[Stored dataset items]
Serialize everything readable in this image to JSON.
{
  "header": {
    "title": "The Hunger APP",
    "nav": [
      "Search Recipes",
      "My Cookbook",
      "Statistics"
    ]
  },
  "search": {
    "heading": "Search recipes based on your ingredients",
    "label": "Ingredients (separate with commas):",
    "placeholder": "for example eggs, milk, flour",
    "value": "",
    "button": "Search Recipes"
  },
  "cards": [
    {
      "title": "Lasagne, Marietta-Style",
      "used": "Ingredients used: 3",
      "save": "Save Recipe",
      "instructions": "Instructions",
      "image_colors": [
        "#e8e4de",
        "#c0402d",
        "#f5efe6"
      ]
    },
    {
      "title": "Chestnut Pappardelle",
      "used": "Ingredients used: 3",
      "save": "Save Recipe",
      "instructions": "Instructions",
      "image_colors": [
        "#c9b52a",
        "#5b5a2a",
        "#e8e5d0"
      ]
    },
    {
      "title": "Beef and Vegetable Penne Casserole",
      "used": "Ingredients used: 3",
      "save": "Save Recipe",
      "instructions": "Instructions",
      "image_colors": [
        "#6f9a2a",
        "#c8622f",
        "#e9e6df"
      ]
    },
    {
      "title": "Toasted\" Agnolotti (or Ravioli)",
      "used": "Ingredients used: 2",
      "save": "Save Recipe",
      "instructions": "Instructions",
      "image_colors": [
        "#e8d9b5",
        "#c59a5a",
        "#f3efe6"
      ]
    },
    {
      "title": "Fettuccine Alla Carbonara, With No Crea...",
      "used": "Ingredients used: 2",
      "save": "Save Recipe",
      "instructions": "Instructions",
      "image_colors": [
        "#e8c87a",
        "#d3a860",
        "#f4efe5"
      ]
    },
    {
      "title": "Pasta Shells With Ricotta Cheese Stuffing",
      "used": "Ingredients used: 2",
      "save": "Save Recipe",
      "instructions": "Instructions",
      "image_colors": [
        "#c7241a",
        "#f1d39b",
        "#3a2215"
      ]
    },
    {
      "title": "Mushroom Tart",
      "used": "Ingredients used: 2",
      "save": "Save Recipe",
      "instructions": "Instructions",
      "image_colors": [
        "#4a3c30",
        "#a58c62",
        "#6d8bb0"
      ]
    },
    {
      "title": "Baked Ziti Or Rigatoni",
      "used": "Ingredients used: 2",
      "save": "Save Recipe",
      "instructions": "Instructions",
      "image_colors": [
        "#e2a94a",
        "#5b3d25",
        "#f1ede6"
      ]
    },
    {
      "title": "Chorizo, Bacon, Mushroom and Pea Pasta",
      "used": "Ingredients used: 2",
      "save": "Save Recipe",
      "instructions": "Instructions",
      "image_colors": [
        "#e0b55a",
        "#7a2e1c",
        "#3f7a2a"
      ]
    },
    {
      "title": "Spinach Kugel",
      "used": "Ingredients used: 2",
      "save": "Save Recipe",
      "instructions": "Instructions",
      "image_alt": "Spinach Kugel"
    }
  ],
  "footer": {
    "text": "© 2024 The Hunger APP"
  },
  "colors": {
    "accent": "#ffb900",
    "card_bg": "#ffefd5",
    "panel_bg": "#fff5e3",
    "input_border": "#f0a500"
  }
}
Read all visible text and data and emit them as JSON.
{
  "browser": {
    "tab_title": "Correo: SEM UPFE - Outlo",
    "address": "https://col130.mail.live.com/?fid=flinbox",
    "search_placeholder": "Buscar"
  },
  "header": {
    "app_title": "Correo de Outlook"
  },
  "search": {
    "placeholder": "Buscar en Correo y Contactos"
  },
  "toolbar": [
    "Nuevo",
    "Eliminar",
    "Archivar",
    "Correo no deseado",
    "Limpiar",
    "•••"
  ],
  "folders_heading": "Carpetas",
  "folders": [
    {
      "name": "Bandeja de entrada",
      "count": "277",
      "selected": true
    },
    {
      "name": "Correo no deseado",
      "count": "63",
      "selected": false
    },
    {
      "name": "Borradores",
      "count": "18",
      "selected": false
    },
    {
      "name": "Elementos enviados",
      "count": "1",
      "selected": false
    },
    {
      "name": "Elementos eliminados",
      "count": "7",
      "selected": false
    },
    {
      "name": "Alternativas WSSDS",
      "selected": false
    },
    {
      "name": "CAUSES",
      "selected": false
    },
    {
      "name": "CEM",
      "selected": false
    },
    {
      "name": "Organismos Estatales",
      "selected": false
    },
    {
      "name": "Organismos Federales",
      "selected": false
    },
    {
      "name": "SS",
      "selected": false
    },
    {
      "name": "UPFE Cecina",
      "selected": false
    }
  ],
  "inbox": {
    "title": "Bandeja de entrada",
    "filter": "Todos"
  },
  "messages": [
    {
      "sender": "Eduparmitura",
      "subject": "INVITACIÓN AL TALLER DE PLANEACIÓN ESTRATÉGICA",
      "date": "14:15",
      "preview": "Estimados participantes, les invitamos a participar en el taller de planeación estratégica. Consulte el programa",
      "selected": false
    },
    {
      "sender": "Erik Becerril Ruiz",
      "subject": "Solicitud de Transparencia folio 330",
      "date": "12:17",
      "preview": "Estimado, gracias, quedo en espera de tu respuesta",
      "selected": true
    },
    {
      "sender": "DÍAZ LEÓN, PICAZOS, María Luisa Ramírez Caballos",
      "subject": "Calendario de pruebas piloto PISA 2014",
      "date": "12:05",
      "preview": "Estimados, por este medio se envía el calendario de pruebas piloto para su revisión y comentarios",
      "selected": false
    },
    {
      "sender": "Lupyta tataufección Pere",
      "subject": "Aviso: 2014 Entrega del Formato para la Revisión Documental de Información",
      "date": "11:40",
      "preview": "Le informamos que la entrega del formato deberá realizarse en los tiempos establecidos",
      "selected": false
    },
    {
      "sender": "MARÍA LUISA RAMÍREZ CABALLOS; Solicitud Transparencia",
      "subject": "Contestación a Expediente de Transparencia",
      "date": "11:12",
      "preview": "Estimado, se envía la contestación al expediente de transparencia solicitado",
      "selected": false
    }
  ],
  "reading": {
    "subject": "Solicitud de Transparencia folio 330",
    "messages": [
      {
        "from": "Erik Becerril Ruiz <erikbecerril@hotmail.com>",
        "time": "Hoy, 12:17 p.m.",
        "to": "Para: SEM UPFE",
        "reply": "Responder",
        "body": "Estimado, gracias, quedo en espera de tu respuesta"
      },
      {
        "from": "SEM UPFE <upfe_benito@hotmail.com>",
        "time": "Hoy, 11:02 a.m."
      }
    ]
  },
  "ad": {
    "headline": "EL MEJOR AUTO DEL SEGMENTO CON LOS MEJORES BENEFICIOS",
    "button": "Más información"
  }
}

EXERCISE AIM » Transcribe every line of the data, exactly as it stands.

WRITTEN REPLY »
Serialize everything readable in this image to JSON.
{
  "header": {
    "title": "The Hunger APP",
    "nav": [
      "Search Recipes",
      "My Cookbook",
      "Statistics"
    ]
  },
  "search": {
    "heading": "Search recipes based on your ingredients",
    "label": "Ingredients (separate with commas):",
    "placeholder": "for example eggs, milk, flour",
    "value": "",
    "button": "Search Recipes"
  },
  "cards": [
    {
      "title": "Lasagne, Marietta-Style",
      "used": "Ingredients used: 3",
      "save": "Save Recipe",
      "instructions": "Instructions",
      "image_colors": [
        "#e8e4de",
        "#c0402d",
        "#f5efe6"
      ]
    },
    {
      "title": "Chestnut Pappardelle",
      "used": "Ingredients used: 3",
      "save": "Save Recipe",
      "instructions": "Instructions",
      "image_colors": [
        "#c9b52a",
        "#5b5a2a",
        "#e8e5d0"
      ]
    },
    {
      "title": "Beef and Vegetable Penne Casserole",
      "used": "Ingredients used: 3",
      "save": "Save Recipe",
      "instructions": "Instructions",
      "image_colors": [
        "#6f9a2a",
        "#c8622f",
        "#e9e6df"
      ]
    },
    {
      "title": "Toasted\" Agnolotti (or Ravioli)",
      "used": "Ingredients used: 2",
      "save": "Save Recipe",
      "instructions": "Instructions",
      "image_colors": [
        "#e8d9b5",
        "#c59a5a",
        "#f3efe6"
      ]
    },
    {
      "title": "Fettuccine Alla Carbonara, With No Crea...",
      "used": "Ingredients used: 2",
      "save": "Save Recipe",
      "instructions": "Instructions",
      "image_colors": [
        "#e8c87a",
        "#d3a860",
        "#f4efe5"
      ]
    },
    {
      "title": "Pasta Shells With Ricotta Cheese Stuffing",
      "used": "Ingredients used: 2",
      "save": "Save Recipe",
      "instructions": "Instructions",
      "image_colors": [
        "#c7241a",
        "#f1d39b",
        "#3a2215"
      ]
    },
    {
      "title": "Mushroom Tart",
      "used": "Ingredients used: 2",
      "save": "Save Recipe",
      "instructions": "Instructions",
      "image_colors": [
        "#4a3c30",
        "#a58c62",
        "#6d8bb0"
      ]
    },
    {
      "title": "Baked Ziti Or Rigatoni",
      "used": "Ingredients used: 2",
      "save": "Save Recipe",
      "instructions": "Instructions",
      "image_colors": [
        "#e2a94a",
        "#5b3d25",
        "#f1ede6"
      ]
    },
    {
      "title": "Chorizo, Bacon, Mushroom and Pea Pasta",
      "used": "Ingredients used: 2",
      "save": "Save Recipe",
      "instructions": "Instructions",
      "image_colors": [
        "#e0b55a",
        "#7a2e1c",
        "#3f7a2a"
      ]
    },
    {
      "title": "Spinach Kugel",
      "used": "Ingredients used: 2",
      "save": "Save Recipe",
      "instructions": "Instructions",
      "image_alt": "Spinach Kugel"
    }
  ],
  "footer": {
    "text": "© 2024 The Hunger APP"
  },
  "colors": {
    "accent": "#ffb900",
    "card_bg": "#ffefd5",
    "panel_bg": "#fff5e3",
    "input_border": "#f0a500"
  }
}
Read all visible text and data and emit them as JSON.
{
  "browser": {
    "tab_title": "Correo: SEM UPFE - Outlo",
    "address": "https://col130.mail.live.com/?fid=flinbox",
    "search_placeholder": "Buscar"
  },
  "header": {
    "app_title": "Correo de Outlook"
  },
  "search": {
    "placeholder": "Buscar en Correo y Contactos"
  },
  "toolbar": [
    "Nuevo",
    "Eliminar",
    "Archivar",
    "Correo no deseado",
    "Limpiar",
    "•••"
  ],
  "folders_heading": "Carpetas",
  "folders": [
    {
      "name": "Bandeja de entrada",
      "count": "277",
      "selected": true
    },
    {
      "name": "Correo no deseado",
      "count": "63",
      "selected": false
    },
    {
      "name": "Borradores",
      "count": "18",
      "selected": false
    },
    {
      "name": "Elementos enviados",
      "count": "1",
      "selected": false
    },
    {
      "name": "Elementos eliminados",
      "count": "7",
      "selected": false
    },
    {
      "name": "Alternativas WSSDS",
      "selected": false
    },
    {
      "name": "CAUSES",
      "selected": false
    },
    {
      "name": "CEM",
      "selected": false
    },
    {
      "name": "Organismos Estatales",
      "selected": false
    },
    {
      "name": "Organismos Federales",
      "selected": false
    },
    {
      "name": "SS",
      "selected": false
    },
    {
      "name": "UPFE Cecina",
      "selected": false
    }
  ],
  "inbox": {
    "title": "Bandeja de entrada",
    "filter": "Todos"
  },
  "messages": [
    {
      "sender": "Eduparmitura",
      "subject": "INVITACIÓN AL TALLER DE PLANEACIÓN ESTRATÉGICA",
      "date": "14:15",
      "preview": "Estimados participantes, les invitamos a participar en el taller de planeación estratégica. Consulte el programa",
      "selected": false
    },
    {
      "sender": "Erik Becerril Ruiz",
      "subject": "Solicitud de Transparencia folio 330",
      "date": "12:17",
      "preview": "Estimado, gracias, quedo en espera de tu respuesta",
      "selected": true
    },
    {
      "sender": "DÍAZ LEÓN, PICAZOS, María Luisa Ramírez Caballos",
      "subject": "Calendario de pruebas piloto PISA 2014",
      "date": "12:05",
      "preview": "Estimados, por este medio se envía el calendario de pruebas piloto para su revisión y comentarios",
      "selected": false
    },
    {
      "sender": "Lupyta tataufección Pere",
      "subject": "Aviso: 2014 Entrega del Formato para la Revisión Documental de Información",
      "date": "11:40",
      "preview": "Le informamos que la entrega del formato deberá realizarse en los tiempos establecidos",
      "selected": false
    },
    {
      "sender": "MARÍA LUISA RAMÍREZ CABALLOS; Solicitud Transparencia",
      "subject": "Contestación a Expediente de Transparencia",
      "date": "11:12",
      "preview": "Estimado, se envía la contestación al expediente de transparencia solicitado",
      "selected": false
    }
  ],
  "reading": {
    "subject": "Solicitud de Transparencia folio 330",
    "messages": [
      {
        "from": "Erik Becerril Ruiz <erikbecerril@hotmail.com>",
        "time": "Hoy, 12:17 p.m.",
        "to": "Para: SEM UPFE",
        "reply": "Responder",
        "body": "Estimado, gracias, quedo en espera de tu respuesta"
      },
      {
        "from": "SEM UPFE <upfe_benito@hotmail.com>",
        "time": "Hoy, 11:02 a.m."
      }
    ]
  },
  "ad": {
    "headline": "EL MEJOR AUTO DEL SEGMENTO CON LOS MEJORES BENEFICIOS",
    "button": "Más información"
  }
}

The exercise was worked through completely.